Each line of the listing must be transcribed exactly, except for the images, which should be excluded.

Dataset excerpts:

○ ○ ○ ○ ○ ○ ○

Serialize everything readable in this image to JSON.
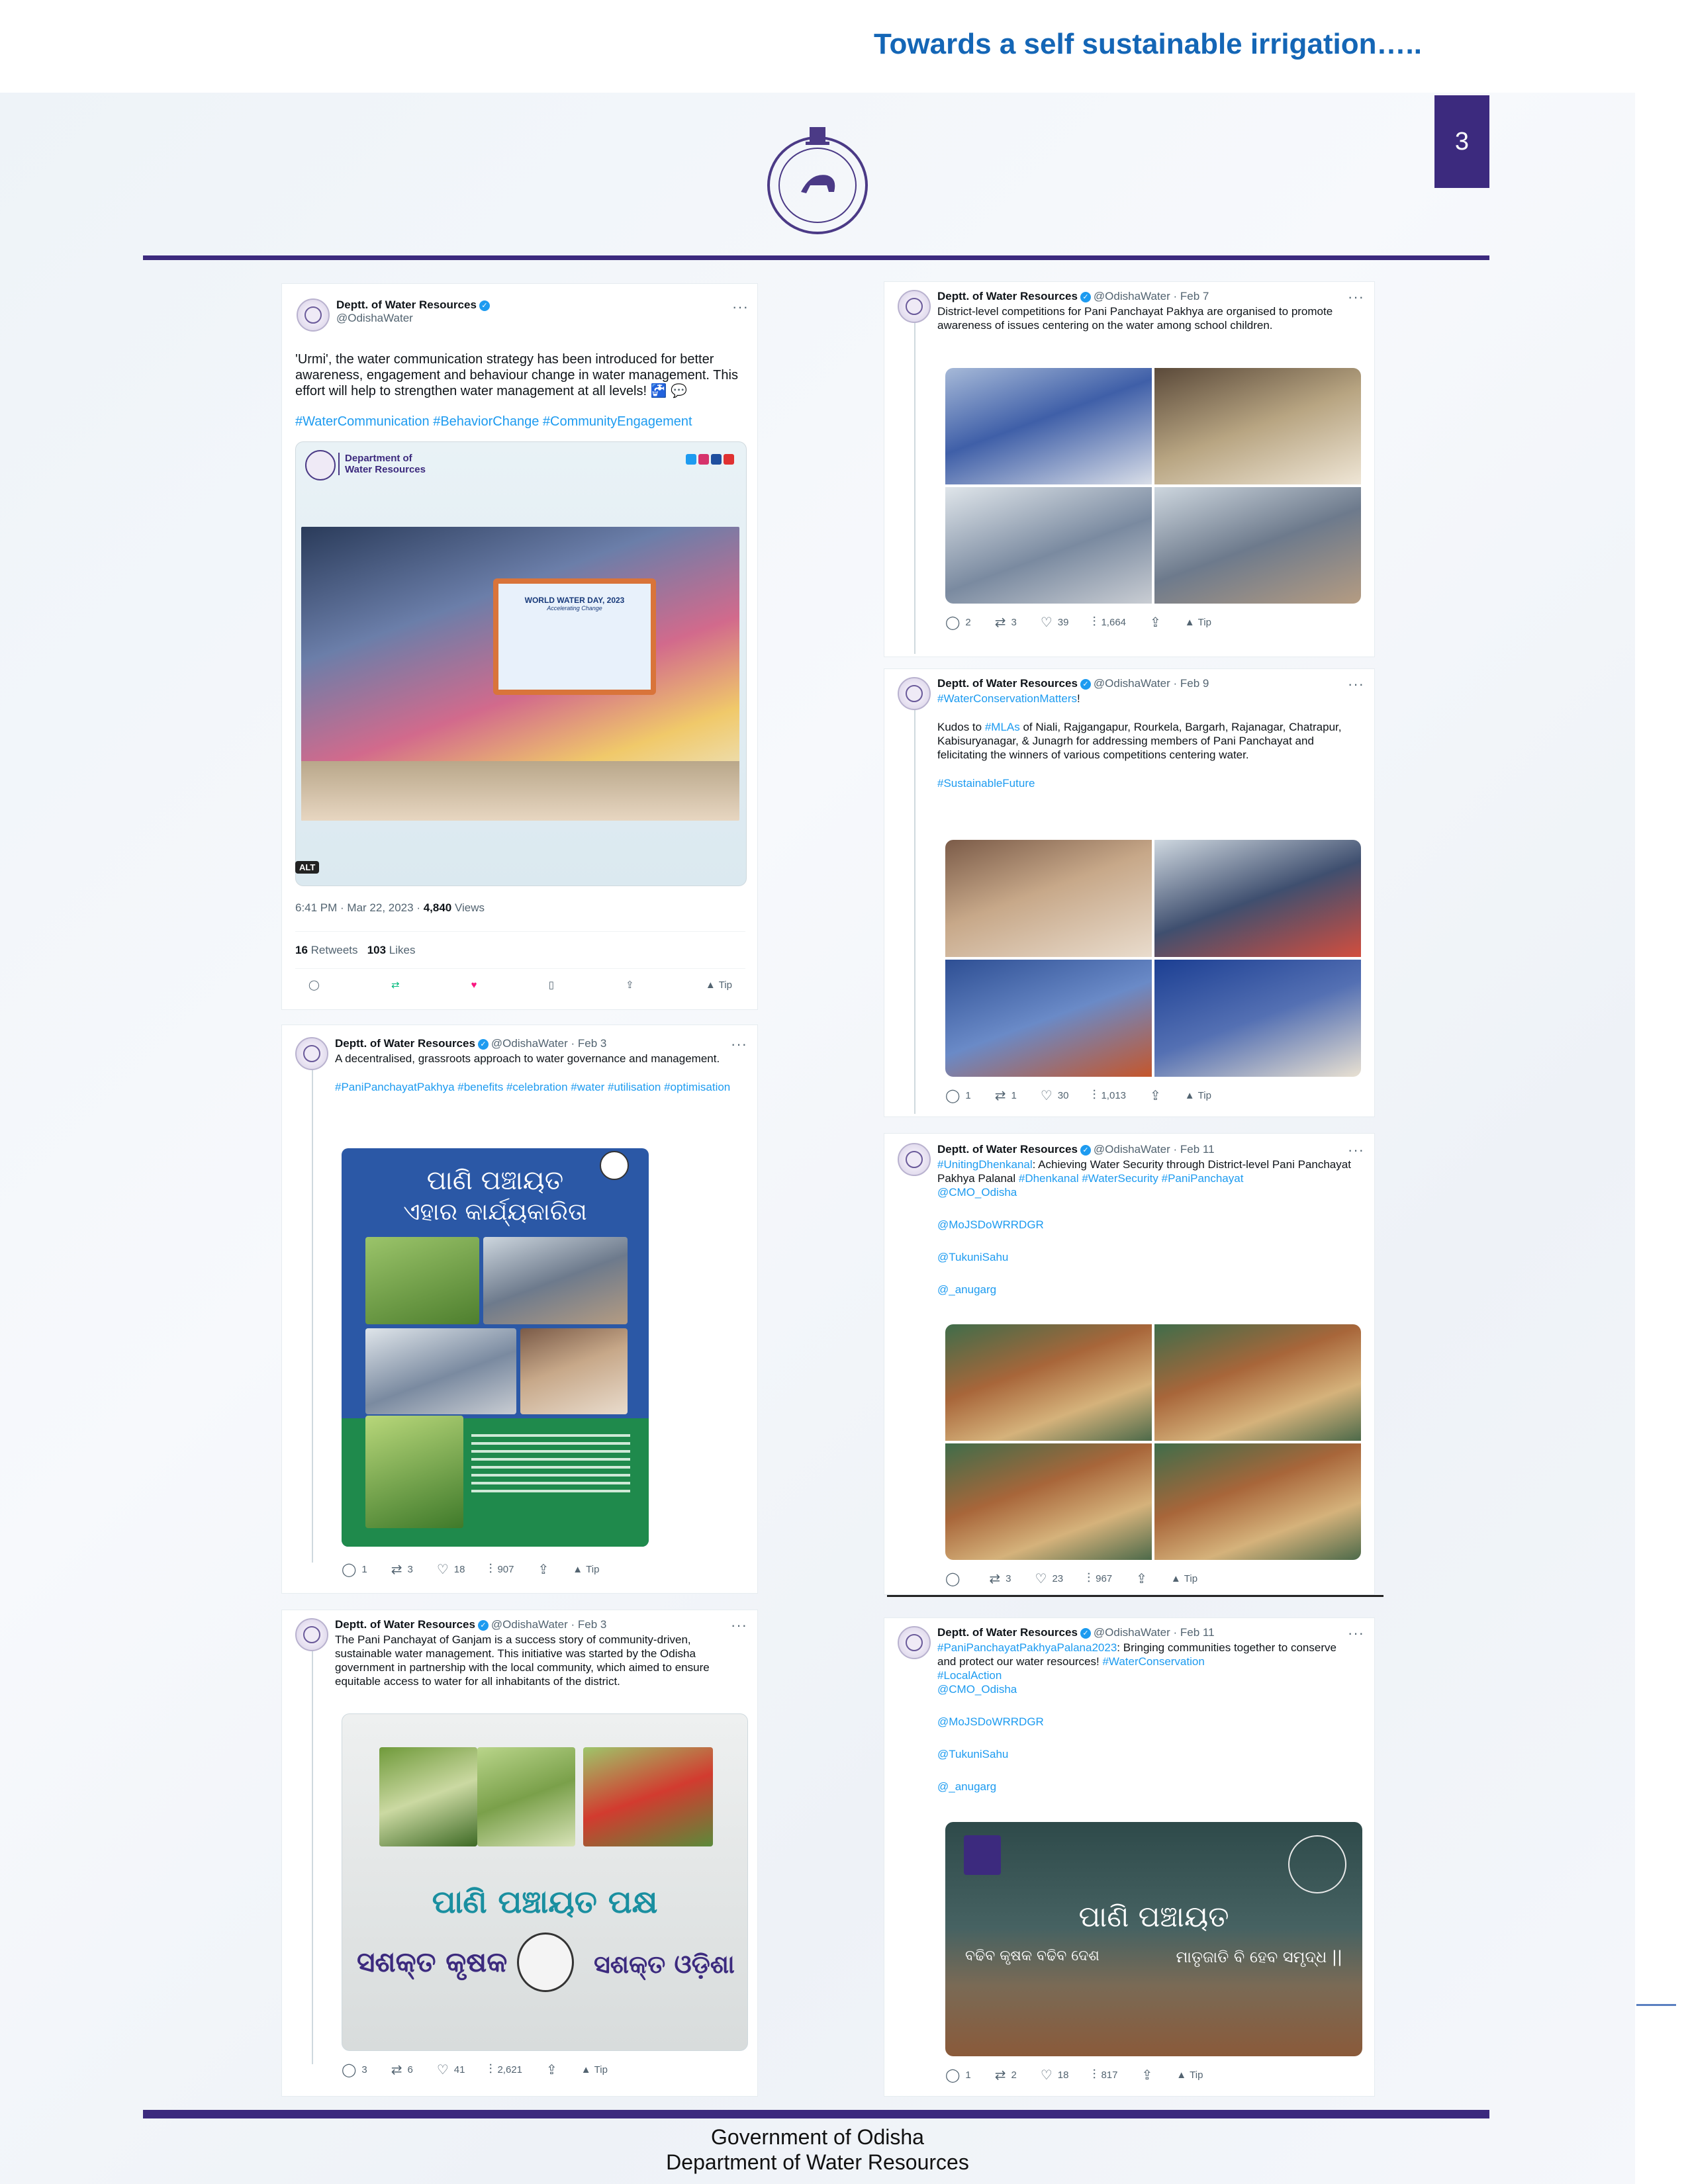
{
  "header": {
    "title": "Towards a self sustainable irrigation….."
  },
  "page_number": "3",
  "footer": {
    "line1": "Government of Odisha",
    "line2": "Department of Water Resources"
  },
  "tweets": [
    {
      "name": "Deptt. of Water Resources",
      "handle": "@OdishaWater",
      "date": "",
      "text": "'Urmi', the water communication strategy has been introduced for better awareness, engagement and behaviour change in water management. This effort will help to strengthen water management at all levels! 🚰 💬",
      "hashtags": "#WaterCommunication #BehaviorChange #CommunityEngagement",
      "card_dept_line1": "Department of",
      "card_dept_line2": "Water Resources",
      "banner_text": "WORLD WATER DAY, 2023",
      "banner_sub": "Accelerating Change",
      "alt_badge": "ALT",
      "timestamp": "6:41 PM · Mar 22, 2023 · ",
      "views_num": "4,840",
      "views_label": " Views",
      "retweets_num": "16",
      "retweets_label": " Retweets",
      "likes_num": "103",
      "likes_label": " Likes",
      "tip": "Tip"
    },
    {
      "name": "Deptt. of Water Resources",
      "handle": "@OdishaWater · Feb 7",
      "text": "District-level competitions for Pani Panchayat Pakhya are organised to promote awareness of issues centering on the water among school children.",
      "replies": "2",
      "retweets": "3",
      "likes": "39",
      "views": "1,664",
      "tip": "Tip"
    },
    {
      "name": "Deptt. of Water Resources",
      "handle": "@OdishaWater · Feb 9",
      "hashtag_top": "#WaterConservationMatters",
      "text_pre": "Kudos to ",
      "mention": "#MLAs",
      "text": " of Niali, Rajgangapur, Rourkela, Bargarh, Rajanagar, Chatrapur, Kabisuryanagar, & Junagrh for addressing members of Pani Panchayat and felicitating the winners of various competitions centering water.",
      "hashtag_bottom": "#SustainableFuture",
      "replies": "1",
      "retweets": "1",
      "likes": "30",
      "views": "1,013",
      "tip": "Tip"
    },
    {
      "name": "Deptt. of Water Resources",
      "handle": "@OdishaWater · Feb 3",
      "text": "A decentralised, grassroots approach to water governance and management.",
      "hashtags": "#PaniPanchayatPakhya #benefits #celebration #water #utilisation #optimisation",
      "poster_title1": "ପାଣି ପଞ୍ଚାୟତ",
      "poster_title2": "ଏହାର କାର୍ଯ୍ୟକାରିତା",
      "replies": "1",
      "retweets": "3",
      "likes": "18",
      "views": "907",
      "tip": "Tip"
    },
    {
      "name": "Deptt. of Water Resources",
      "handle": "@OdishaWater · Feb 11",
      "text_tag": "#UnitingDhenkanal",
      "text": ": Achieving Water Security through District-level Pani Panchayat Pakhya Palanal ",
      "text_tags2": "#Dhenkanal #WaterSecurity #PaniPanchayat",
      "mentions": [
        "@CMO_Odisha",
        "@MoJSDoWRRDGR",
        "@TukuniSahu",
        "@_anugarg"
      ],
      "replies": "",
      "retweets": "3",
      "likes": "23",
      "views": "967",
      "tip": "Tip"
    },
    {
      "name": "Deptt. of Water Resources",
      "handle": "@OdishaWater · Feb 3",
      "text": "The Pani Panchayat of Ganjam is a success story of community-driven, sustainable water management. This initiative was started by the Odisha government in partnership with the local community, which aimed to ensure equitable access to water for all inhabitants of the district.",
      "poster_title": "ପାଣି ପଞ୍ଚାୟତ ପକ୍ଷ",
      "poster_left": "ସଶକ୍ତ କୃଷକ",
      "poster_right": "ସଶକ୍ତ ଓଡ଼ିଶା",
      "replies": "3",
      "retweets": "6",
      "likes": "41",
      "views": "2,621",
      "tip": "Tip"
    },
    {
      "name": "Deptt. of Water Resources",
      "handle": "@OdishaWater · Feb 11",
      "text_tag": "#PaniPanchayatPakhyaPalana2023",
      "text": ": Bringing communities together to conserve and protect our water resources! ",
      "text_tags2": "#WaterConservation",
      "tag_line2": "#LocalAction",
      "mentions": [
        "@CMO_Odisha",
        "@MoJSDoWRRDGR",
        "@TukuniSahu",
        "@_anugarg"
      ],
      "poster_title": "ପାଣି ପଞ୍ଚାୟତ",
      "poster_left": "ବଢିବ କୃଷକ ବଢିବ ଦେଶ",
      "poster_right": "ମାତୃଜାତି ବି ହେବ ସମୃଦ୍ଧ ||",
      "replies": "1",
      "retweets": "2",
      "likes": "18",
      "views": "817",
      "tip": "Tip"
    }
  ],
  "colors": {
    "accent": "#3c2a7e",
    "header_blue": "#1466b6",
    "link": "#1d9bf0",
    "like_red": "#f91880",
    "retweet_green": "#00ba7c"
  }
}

○ ○ ○ ○ ○ ○ ○

SOLUTION BELOW:
Serialize everything readable in this image to JSON.
{
  "header": {
    "title": "Towards a self sustainable irrigation….."
  },
  "page_number": "3",
  "footer": {
    "line1": "Government of Odisha",
    "line2": "Department of Water Resources"
  },
  "tweets": [
    {
      "name": "Deptt. of Water Resources",
      "handle": "@OdishaWater",
      "date": "",
      "text": "'Urmi', the water communication strategy has been introduced for better awareness, engagement and behaviour change in water management. This effort will help to strengthen water management at all levels! 🚰 💬",
      "hashtags": "#WaterCommunication #BehaviorChange #CommunityEngagement",
      "card_dept_line1": "Department of",
      "card_dept_line2": "Water Resources",
      "banner_text": "WORLD WATER DAY, 2023",
      "banner_sub": "Accelerating Change",
      "alt_badge": "ALT",
      "timestamp": "6:41 PM · Mar 22, 2023 · ",
      "views_num": "4,840",
      "views_label": " Views",
      "retweets_num": "16",
      "retweets_label": " Retweets",
      "likes_num": "103",
      "likes_label": " Likes",
      "tip": "Tip"
    },
    {
      "name": "Deptt. of Water Resources",
      "handle": "@OdishaWater · Feb 7",
      "text": "District-level competitions for Pani Panchayat Pakhya are organised to promote awareness of issues centering on the water among school children.",
      "replies": "2",
      "retweets": "3",
      "likes": "39",
      "views": "1,664",
      "tip": "Tip"
    },
    {
      "name": "Deptt. of Water Resources",
      "handle": "@OdishaWater · Feb 9",
      "hashtag_top": "#WaterConservationMatters",
      "text_pre": "Kudos to ",
      "mention": "#MLAs",
      "text": " of Niali, Rajgangapur, Rourkela, Bargarh, Rajanagar, Chatrapur, Kabisuryanagar, & Junagrh for addressing members of Pani Panchayat and felicitating the winners of various competitions centering water.",
      "hashtag_bottom": "#SustainableFuture",
      "replies": "1",
      "retweets": "1",
      "likes": "30",
      "views": "1,013",
      "tip": "Tip"
    },
    {
      "name": "Deptt. of Water Resources",
      "handle": "@OdishaWater · Feb 3",
      "text": "A decentralised, grassroots approach to water governance and management.",
      "hashtags": "#PaniPanchayatPakhya #benefits #celebration #water #utilisation #optimisation",
      "poster_title1": "ପାଣି ପଞ୍ଚାୟତ",
      "poster_title2": "ଏହାର କାର୍ଯ୍ୟକାରିତା",
      "replies": "1",
      "retweets": "3",
      "likes": "18",
      "views": "907",
      "tip": "Tip"
    },
    {
      "name": "Deptt. of Water Resources",
      "handle": "@OdishaWater · Feb 11",
      "text_tag": "#UnitingDhenkanal",
      "text": ": Achieving Water Security through District-level Pani Panchayat Pakhya Palanal ",
      "text_tags2": "#Dhenkanal #WaterSecurity #PaniPanchayat",
      "mentions": [
        "@CMO_Odisha",
        "@MoJSDoWRRDGR",
        "@TukuniSahu",
        "@_anugarg"
      ],
      "replies": "",
      "retweets": "3",
      "likes": "23",
      "views": "967",
      "tip": "Tip"
    },
    {
      "name": "Deptt. of Water Resources",
      "handle": "@OdishaWater · Feb 3",
      "text": "The Pani Panchayat of Ganjam is a success story of community-driven, sustainable water management. This initiative was started by the Odisha government in partnership with the local community, which aimed to ensure equitable access to water for all inhabitants of the district.",
      "poster_title": "ପାଣି ପଞ୍ଚାୟତ ପକ୍ଷ",
      "poster_left": "ସଶକ୍ତ କୃଷକ",
      "poster_right": "ସଶକ୍ତ ଓଡ଼ିଶା",
      "replies": "3",
      "retweets": "6",
      "likes": "41",
      "views": "2,621",
      "tip": "Tip"
    },
    {
      "name": "Deptt. of Water Resources",
      "handle": "@OdishaWater · Feb 11",
      "text_tag": "#PaniPanchayatPakhyaPalana2023",
      "text": ": Bringing communities together to conserve and protect our water resources! ",
      "text_tags2": "#WaterConservation",
      "tag_line2": "#LocalAction",
      "mentions": [
        "@CMO_Odisha",
        "@MoJSDoWRRDGR",
        "@TukuniSahu",
        "@_anugarg"
      ],
      "poster_title": "ପାଣି ପଞ୍ଚାୟତ",
      "poster_left": "ବଢିବ କୃଷକ ବଢିବ ଦେଶ",
      "poster_right": "ମାତୃଜାତି ବି ହେବ ସମୃଦ୍ଧ ||",
      "replies": "1",
      "retweets": "2",
      "likes": "18",
      "views": "817",
      "tip": "Tip"
    }
  ],
  "colors": {
    "accent": "#3c2a7e",
    "header_blue": "#1466b6",
    "link": "#1d9bf0",
    "like_red": "#f91880",
    "retweet_green": "#00ba7c"
  }
}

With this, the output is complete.